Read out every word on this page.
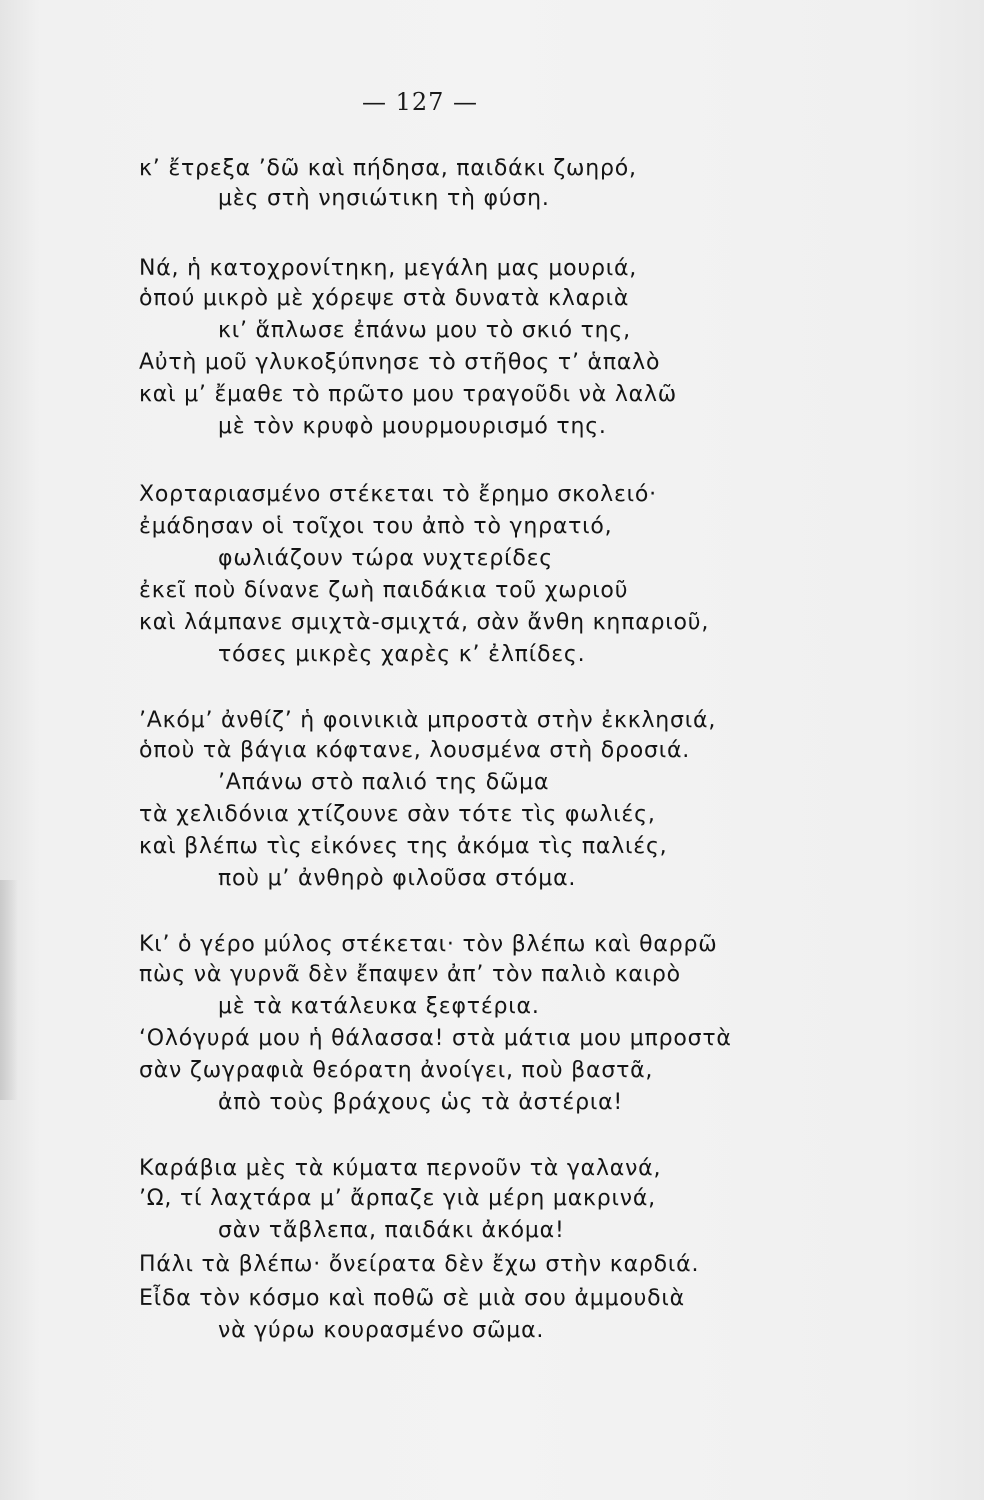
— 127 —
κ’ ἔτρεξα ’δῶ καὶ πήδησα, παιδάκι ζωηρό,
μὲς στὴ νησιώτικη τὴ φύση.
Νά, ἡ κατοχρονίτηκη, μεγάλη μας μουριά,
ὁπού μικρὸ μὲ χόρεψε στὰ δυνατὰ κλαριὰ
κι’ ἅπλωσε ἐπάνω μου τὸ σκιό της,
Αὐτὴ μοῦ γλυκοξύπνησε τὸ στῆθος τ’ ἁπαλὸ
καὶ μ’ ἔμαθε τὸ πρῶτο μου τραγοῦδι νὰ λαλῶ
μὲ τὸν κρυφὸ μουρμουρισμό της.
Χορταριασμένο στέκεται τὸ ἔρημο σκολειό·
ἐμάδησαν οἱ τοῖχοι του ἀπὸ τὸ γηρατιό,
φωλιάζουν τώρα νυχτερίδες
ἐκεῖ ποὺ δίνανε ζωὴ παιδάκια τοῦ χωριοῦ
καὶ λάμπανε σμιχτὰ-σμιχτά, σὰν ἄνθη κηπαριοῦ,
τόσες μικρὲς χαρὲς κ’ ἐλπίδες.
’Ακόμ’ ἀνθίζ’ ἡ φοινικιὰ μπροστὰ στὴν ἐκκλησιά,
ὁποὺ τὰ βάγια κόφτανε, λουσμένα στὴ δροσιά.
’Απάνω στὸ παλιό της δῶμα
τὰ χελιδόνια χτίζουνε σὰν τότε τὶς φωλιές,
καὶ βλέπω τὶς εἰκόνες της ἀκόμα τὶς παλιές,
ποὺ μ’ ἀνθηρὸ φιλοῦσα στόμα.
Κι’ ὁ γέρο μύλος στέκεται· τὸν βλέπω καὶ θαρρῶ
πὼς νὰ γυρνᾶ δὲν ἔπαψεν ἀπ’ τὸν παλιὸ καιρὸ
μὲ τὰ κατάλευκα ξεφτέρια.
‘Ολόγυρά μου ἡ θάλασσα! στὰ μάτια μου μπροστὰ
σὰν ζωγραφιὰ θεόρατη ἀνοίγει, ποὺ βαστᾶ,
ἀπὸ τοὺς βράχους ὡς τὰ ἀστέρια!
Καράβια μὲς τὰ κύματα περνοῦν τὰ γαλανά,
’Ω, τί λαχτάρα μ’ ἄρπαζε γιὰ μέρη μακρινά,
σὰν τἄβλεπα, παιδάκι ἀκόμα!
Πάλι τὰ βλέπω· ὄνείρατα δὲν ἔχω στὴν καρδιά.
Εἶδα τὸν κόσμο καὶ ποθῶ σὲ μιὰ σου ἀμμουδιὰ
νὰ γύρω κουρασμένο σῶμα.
+ + + + + + +
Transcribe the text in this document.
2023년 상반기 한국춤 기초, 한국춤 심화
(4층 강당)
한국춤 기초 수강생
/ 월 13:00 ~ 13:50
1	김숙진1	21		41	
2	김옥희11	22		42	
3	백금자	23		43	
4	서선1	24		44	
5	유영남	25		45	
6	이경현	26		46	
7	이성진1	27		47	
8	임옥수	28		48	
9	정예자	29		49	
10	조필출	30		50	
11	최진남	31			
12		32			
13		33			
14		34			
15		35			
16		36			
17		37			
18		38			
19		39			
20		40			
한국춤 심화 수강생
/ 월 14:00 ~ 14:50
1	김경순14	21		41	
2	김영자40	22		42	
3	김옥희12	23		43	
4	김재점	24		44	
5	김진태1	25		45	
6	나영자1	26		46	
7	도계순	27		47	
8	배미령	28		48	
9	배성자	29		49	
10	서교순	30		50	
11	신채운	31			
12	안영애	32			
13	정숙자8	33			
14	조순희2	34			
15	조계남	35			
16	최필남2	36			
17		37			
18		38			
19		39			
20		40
+ + + + + + +
Reproduce each line of the material containing the word "βλέπω".

καὶ βλέπω τὶς εἰκόνες της ἀκόμα τὶς παλιές,
Κι’ ὁ γέρο μύλος στέκεται· τὸν βλέπω καὶ θαρρῶ
Πάλι τὰ βλέπω· ὄνείρατα δὲν ἔχω στὴν καρδιά.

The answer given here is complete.